[Figure content listings]
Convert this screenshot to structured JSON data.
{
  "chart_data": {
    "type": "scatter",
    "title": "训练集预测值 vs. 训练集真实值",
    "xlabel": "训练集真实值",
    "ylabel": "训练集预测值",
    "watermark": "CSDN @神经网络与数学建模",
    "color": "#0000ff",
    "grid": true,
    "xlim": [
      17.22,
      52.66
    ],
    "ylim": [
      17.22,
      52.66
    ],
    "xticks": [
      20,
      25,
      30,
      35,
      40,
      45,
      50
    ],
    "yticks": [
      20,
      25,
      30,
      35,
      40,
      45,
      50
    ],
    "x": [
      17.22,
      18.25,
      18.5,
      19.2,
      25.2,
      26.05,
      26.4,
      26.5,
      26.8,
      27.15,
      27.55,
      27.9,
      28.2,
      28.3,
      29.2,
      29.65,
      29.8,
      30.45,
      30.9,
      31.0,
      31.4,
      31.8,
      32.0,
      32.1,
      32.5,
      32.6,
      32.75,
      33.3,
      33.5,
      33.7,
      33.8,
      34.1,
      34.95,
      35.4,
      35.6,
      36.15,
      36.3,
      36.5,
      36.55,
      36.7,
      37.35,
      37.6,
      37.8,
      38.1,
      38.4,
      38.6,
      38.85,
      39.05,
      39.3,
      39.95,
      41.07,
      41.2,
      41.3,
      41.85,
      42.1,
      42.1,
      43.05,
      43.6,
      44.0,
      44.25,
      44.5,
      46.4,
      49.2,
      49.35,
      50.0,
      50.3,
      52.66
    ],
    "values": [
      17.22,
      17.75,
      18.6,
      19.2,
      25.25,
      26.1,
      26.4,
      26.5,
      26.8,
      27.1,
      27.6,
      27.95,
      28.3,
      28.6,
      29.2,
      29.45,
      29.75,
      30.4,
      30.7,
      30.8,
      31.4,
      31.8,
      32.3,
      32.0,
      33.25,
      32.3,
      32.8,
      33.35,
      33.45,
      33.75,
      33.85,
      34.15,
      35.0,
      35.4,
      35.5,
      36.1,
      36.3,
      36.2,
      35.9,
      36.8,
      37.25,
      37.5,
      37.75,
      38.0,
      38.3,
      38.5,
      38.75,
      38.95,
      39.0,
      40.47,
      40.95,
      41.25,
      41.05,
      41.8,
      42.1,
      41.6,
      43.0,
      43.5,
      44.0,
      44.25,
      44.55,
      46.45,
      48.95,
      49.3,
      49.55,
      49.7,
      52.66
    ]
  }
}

WHAT TO WORK ON: Gather up the lines containing the word "训练集预测值" from these records and copy them.

FINAL RESULT:
    "title": "训练集预测值 vs. 训练集真实值",
    "ylabel": "训练集预测值",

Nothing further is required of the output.